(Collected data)

>>>>

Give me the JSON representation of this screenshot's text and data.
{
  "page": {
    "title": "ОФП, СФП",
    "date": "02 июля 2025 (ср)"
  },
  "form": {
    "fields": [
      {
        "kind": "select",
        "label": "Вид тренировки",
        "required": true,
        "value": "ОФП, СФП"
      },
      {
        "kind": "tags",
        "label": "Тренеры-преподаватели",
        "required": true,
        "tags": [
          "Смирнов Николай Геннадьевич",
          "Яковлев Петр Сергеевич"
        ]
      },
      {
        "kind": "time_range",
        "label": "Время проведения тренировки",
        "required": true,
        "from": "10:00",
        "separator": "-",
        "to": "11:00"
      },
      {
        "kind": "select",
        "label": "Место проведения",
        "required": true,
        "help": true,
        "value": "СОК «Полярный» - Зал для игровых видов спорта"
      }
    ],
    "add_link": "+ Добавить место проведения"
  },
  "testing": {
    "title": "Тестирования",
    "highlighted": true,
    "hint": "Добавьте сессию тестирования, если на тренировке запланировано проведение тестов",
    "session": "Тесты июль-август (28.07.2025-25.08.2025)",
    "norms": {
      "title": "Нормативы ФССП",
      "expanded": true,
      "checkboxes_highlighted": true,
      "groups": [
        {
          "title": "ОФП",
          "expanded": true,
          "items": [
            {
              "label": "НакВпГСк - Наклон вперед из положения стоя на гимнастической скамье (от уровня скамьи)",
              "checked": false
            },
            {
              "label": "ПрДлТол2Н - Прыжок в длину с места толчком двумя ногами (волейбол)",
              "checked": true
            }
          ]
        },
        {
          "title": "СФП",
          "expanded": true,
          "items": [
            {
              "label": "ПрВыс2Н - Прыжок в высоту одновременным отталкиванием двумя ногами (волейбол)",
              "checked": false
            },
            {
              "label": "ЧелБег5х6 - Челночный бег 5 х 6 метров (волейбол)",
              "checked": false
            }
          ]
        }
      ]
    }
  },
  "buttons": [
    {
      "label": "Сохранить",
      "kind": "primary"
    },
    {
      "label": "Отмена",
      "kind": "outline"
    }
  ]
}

<<<<
>>>>

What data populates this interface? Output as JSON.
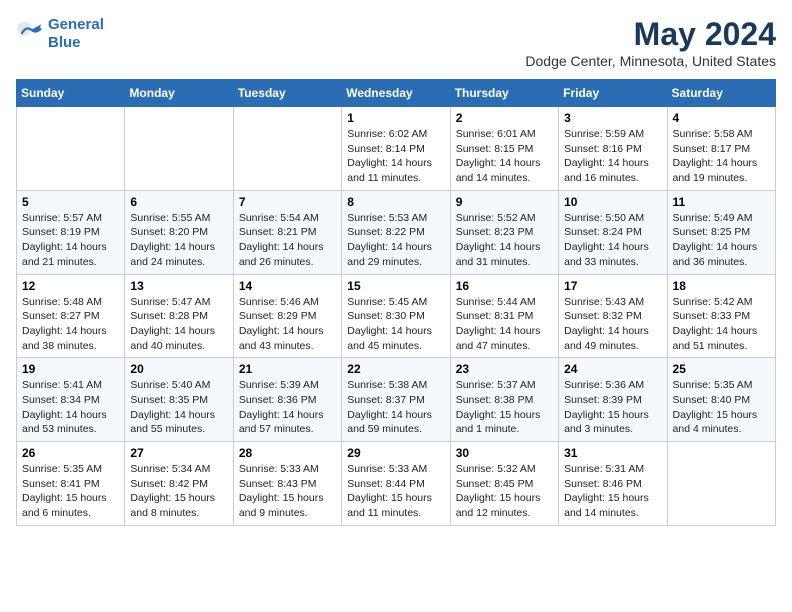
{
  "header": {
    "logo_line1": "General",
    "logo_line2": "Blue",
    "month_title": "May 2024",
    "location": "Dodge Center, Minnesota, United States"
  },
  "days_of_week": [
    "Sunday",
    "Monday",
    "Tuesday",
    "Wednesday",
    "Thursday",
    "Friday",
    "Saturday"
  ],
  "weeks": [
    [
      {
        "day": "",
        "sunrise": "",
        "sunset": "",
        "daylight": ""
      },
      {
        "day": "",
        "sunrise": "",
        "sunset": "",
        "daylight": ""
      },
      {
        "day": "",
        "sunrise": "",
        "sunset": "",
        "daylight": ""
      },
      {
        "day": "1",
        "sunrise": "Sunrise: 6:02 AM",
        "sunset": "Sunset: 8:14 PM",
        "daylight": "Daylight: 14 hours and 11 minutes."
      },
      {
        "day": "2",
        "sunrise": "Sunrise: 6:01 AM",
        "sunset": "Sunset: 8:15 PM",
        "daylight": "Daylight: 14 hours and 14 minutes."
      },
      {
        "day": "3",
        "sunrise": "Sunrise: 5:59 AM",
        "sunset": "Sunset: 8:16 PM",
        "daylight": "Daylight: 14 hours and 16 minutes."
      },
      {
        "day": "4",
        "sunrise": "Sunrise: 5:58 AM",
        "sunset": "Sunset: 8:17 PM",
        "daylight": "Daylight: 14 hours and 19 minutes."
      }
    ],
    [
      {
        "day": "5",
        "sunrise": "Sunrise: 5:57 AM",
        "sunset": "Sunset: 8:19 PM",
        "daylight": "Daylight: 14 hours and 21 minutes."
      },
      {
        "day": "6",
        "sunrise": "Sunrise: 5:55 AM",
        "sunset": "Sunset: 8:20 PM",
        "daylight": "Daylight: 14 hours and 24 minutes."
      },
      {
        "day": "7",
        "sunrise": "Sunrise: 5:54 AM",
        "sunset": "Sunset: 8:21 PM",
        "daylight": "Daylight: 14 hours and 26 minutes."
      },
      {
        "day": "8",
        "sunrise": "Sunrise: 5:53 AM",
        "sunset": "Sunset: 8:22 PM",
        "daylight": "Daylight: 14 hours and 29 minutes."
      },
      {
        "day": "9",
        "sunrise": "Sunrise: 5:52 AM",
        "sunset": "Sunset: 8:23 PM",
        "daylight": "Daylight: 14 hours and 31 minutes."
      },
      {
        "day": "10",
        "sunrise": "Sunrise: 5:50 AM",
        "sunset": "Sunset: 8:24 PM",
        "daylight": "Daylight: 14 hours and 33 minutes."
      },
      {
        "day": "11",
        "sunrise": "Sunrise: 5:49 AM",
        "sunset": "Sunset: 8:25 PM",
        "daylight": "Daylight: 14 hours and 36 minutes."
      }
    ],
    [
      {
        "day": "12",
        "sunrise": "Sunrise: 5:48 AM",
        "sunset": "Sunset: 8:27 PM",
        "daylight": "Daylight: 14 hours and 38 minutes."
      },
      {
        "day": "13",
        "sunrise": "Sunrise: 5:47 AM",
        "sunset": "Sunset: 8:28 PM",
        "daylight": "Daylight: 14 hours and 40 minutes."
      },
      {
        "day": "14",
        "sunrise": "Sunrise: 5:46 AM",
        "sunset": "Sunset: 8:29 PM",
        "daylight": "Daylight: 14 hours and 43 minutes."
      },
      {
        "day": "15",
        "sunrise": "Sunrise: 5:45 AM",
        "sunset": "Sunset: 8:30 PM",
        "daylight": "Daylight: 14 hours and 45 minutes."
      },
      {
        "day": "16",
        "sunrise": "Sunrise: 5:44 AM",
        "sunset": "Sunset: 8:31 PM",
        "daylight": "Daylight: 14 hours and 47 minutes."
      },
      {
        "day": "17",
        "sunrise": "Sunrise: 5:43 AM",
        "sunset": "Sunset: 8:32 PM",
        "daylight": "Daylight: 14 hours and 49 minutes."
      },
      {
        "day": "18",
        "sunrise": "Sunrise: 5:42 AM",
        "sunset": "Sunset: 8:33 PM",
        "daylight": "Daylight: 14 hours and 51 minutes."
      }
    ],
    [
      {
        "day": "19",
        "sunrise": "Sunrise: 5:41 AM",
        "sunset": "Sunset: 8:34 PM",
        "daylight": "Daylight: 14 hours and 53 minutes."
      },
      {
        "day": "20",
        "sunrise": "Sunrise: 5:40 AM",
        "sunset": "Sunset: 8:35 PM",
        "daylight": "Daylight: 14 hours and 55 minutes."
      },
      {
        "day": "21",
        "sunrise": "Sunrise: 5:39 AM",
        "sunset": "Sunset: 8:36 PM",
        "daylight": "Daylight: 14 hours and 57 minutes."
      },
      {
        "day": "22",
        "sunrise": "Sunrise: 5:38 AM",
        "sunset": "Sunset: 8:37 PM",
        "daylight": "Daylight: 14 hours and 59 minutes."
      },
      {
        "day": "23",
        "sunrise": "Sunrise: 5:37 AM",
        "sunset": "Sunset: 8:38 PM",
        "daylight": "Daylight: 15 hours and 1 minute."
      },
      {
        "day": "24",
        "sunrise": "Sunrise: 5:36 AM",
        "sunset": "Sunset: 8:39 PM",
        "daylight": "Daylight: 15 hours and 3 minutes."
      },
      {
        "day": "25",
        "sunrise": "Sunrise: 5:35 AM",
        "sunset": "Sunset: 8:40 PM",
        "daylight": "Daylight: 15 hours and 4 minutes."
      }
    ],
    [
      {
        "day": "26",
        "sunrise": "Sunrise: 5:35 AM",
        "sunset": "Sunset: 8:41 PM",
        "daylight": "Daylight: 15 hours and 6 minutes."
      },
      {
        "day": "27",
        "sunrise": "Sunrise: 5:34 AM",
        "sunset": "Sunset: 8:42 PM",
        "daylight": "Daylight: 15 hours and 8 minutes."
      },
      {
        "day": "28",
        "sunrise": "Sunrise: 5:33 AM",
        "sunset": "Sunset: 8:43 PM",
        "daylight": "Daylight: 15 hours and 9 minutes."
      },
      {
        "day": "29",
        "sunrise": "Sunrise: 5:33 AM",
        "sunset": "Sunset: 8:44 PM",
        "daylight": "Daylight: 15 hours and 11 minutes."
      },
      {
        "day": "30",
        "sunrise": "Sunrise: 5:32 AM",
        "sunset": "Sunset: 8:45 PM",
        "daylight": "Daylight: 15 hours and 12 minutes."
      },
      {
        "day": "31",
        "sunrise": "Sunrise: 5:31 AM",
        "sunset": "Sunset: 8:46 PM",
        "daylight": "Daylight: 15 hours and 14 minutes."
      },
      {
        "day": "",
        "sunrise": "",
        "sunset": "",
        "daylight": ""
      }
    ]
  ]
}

<<<<
>>>>

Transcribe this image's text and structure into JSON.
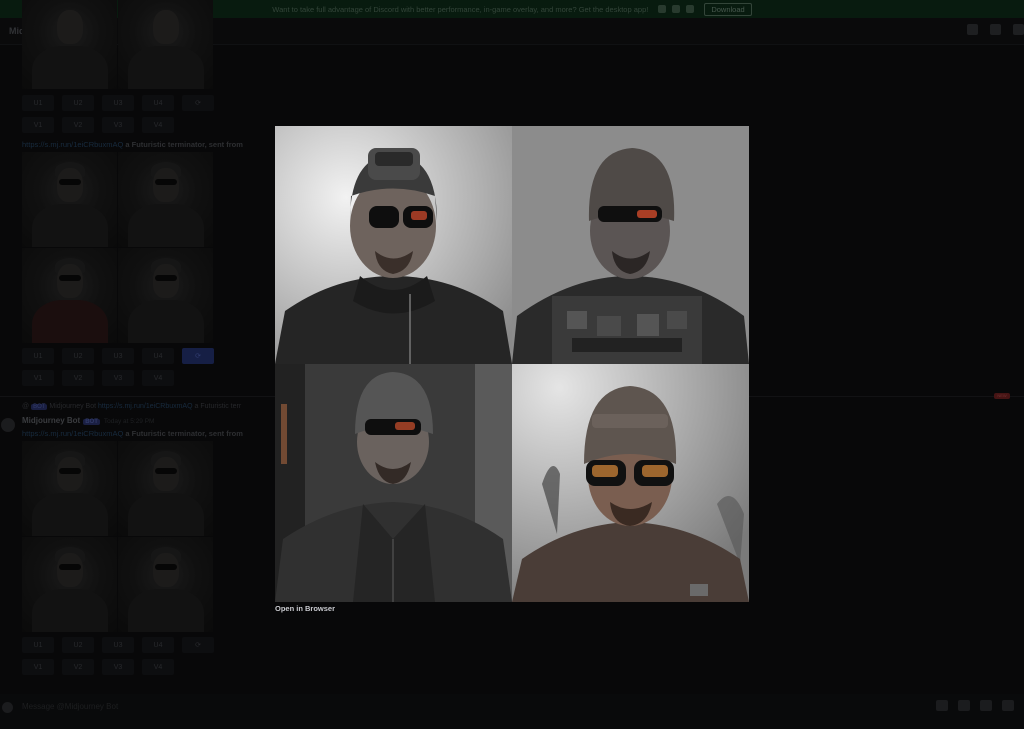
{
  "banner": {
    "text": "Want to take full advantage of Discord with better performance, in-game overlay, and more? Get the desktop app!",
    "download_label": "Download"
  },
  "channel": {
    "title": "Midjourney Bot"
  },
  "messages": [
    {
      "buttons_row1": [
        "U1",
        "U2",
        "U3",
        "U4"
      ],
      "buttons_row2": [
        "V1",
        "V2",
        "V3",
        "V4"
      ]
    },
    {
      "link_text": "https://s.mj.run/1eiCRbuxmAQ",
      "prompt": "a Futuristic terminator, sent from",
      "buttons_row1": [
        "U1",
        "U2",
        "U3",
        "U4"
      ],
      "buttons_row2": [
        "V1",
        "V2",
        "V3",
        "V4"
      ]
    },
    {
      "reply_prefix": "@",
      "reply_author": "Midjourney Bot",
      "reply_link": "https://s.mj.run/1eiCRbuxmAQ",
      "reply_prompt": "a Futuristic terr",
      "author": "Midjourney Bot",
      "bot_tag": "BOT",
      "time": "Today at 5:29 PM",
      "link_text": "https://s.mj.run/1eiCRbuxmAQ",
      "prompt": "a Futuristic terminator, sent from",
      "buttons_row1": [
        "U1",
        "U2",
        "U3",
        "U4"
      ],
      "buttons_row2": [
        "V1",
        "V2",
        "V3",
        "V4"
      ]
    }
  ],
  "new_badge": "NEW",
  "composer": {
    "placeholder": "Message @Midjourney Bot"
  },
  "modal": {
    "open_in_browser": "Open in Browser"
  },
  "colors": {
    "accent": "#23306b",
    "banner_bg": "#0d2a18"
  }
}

<<<<

#### [The request]
Return each line where "JSON" shows up.

#### [Finished task]
Give me the JSON representation of this screenshot's text and data.
What data populates this interface? Output as JSON.
Transcribe this image's text and structure into JSON.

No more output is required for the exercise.